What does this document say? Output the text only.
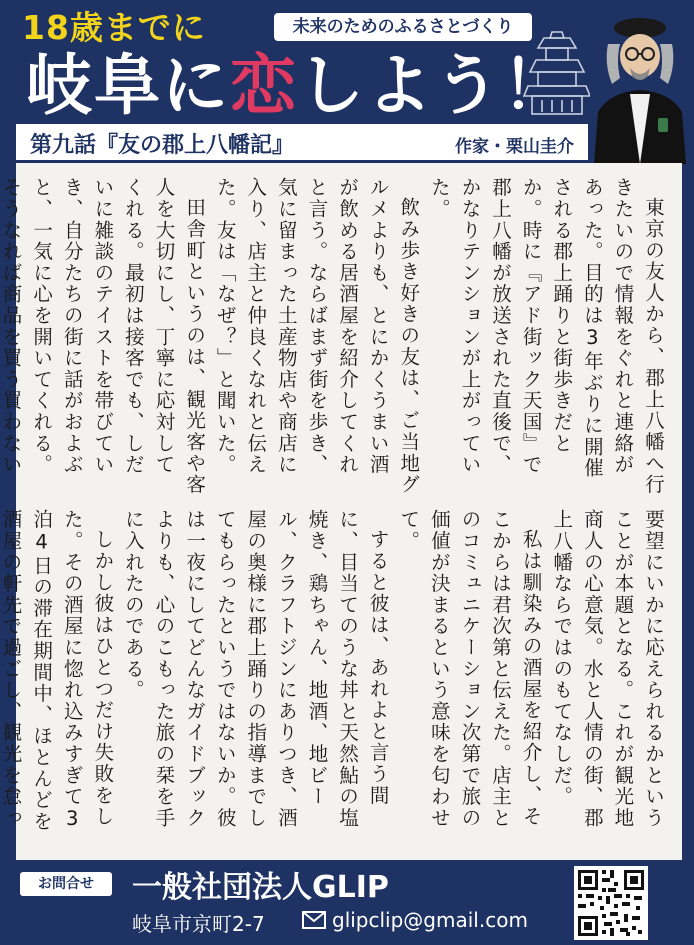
18歳までに	未来のためのふるさとづくり
岐阜に恋しよう！
第九話『友の郡上八幡記』	作家・栗山圭介

東京の友人から、郡上八幡へ行きたいので情報をぐれと連絡があった。目的は3年ぶりに開催される郡上踊りと街歩きだとか。時に『アド街ック天国』で郡上八幡が放送された直後で、かなりテンションが上がっていた。

飲み歩き好きの友は、ご当地グルメよりも、とにかくうまい酒が飲める居酒屋を紹介してくれと言う。ならばまず街を歩き、気に留まった土産物店や商店に入り、店主と仲良くなれと伝えた。友は「なぜ？」と聞いた。

田舎町というのは、観光客や客人を大切にし、丁寧に応対してくれる。最初は接客でも、しだいに雑談のテイストを帯びていき、自分たちの街に話がおよぶと、一気に心を開いてくれる。そうなれば商品を買う買わない

要望にいかに応えられるかということが本題となる。これが観光地商人の心意気。水と人情の街、郡上八幡ならではのもてなしだ。

私は馴染みの酒屋を紹介し、そこからは君次第と伝えた。店主とのコミュニケーション次第で旅の価値が決まるという意味を匂わせて。

すると彼は、あれよと言う間に、目当てのうな丼と天然鮎の塩焼き、鶏ちゃん、地酒、地ビール、クラフトジンにありつき、酒屋の奥様に郡上踊りの指導までしてもらったというではないか。彼は一夜にしてどんなガイドブックよりも、心のこもった旅の栞を手に入れたのである。

しかし彼はひとつだけ失敗をした。その酒屋に惚れ込みすぎて3泊4日の滞在期間中、ほとんどを酒屋の軒先で過ごし、観光を怠っ

お問合せ	一般社団法人GLIP
岐阜市京町2-7	glipclip@gmail.com
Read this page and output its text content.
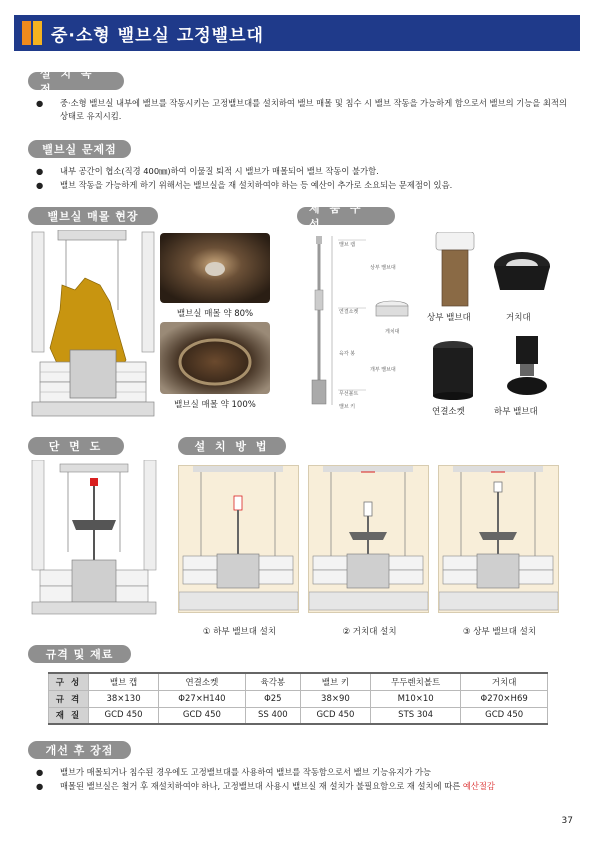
중·소형 밸브실 고정밸브대
설 치 목 적
● 중·소형 밸브실 내부에 밸브를 작동시키는 고정밸브대를 설치하여 밸브 매몰 및 침수 시 밸브 작동을 가능하게 함으로서 밸브의 기능을 최적의 상태로 유지시킴.
밸브실 문제점
● 내부 공간이 협소(직경 400㎜)하여 이물질 퇴적 시 밸브가 매몰되어 밸브 작동이 불가함.
● 밸브 작동을 가능하게 하기 위해서는 밸브실을 재 설치하여야 하는 등 예산이 추가로 소요되는 문제점이 있음.
밸브실 매몰 현장
밸브실 매몰 약 80%
밸브실 매몰 약 100%
제 품 구 성
밸브 캡
상부 밸브대
연결소켓
게치대
육각 봉
개부 밸브대
무선볼트
밸브 키
상부 밸브대	거치대
연결소켓	하부 밸브대
단 면 도	설 치 방 법
① 하부 밸브대 설치	② 거치대 설치	③ 상부 밸브대 설치
규격 및 재료
구 성	밸브 캡	연결소켓	육각봉	밸브 키	무두렌치볼트	거치대
규 격	38×130	Φ27×H140	Φ25	38×90	M10×10	Φ270×H69
재 질	GCD 450	GCD 450	SS 400	GCD 450	STS 304	GCD 450
개선 후 장점
● 밸브가 매몰되거나 침수된 경우에도 고정밸브대를 사용하여 밸브를 작동함으로서 밸브 기능유지가 가능
● 매몰된 밸브실은 철거 후 재설치하여야 하나, 고정밸브대 사용시 밸브실 재 설치가 불필요함으로 재 설치에 따른 예산절감
37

Requirement: Omit pictures; set down the rest of the material word for word.

Correct answer:
What does this document say? Output the text only.
18歳までに	未来のためのふるさとづくり
岐阜に恋しよう！
第九話『友の郡上八幡記』	作家・栗山圭介

東京の友人から、郡上八幡へ行きたいので情報をぐれと連絡があった。目的は3年ぶりに開催される郡上踊りと街歩きだとか。時に『アド街ック天国』で郡上八幡が放送された直後で、かなりテンションが上がっていた。

飲み歩き好きの友は、ご当地グルメよりも、とにかくうまい酒が飲める居酒屋を紹介してくれと言う。ならばまず街を歩き、気に留まった土産物店や商店に入り、店主と仲良くなれと伝えた。友は「なぜ？」と聞いた。

田舎町というのは、観光客や客人を大切にし、丁寧に応対してくれる。最初は接客でも、しだいに雑談のテイストを帯びていき、自分たちの街に話がおよぶと、一気に心を開いてくれる。そうなれば商品を買う買わない

要望にいかに応えられるかということが本題となる。これが観光地商人の心意気。水と人情の街、郡上八幡ならではのもてなしだ。

私は馴染みの酒屋を紹介し、そこからは君次第と伝えた。店主とのコミュニケーション次第で旅の価値が決まるという意味を匂わせて。

すると彼は、あれよと言う間に、目当てのうな丼と天然鮎の塩焼き、鶏ちゃん、地酒、地ビール、クラフトジンにありつき、酒屋の奥様に郡上踊りの指導までしてもらったというではないか。彼は一夜にしてどんなガイドブックよりも、心のこもった旅の栞を手に入れたのである。

しかし彼はひとつだけ失敗をした。その酒屋に惚れ込みすぎて3泊4日の滞在期間中、ほとんどを酒屋の軒先で過ごし、観光を怠っ

お問合せ	一般社団法人GLIP
岐阜市京町2-7	glipclip@gmail.com
Read this page and output its text content.
중·소형 밸브실 고정밸브대
설 치 목 적
● 중·소형 밸브실 내부에 밸브를 작동시키는 고정밸브대를 설치하여 밸브 매몰 및 침수 시 밸브 작동을 가능하게 함으로서 밸브의 기능을 최적의 상태로 유지시킴.
밸브실 문제점
● 내부 공간이 협소(직경 400㎜)하여 이물질 퇴적 시 밸브가 매몰되어 밸브 작동이 불가함.
● 밸브 작동을 가능하게 하기 위해서는 밸브실을 재 설치하여야 하는 등 예산이 추가로 소요되는 문제점이 있음.
밸브실 매몰 현장
밸브실 매몰 약 80%
밸브실 매몰 약 100%
제 품 구 성
밸브 캡
상부 밸브대
연결소켓
게치대
육각 봉
개부 밸브대
무선볼트
밸브 키
상부 밸브대	거치대
연결소켓	하부 밸브대
단 면 도	설 치 방 법
① 하부 밸브대 설치	② 거치대 설치	③ 상부 밸브대 설치
규격 및 재료
구 성	밸브 캡	연결소켓	육각봉	밸브 키	무두렌치볼트	거치대
규 격	38×130	Φ27×H140	Φ25	38×90	M10×10	Φ270×H69
재 질	GCD 450	GCD 450	SS 400	GCD 450	STS 304	GCD 450
개선 후 장점
● 밸브가 매몰되거나 침수된 경우에도 고정밸브대를 사용하여 밸브를 작동함으로서 밸브 기능유지가 가능
● 매몰된 밸브실은 철거 후 재설치하여야 하나, 고정밸브대 사용시 밸브실 재 설치가 불필요함으로 재 설치에 따른 예산절감
37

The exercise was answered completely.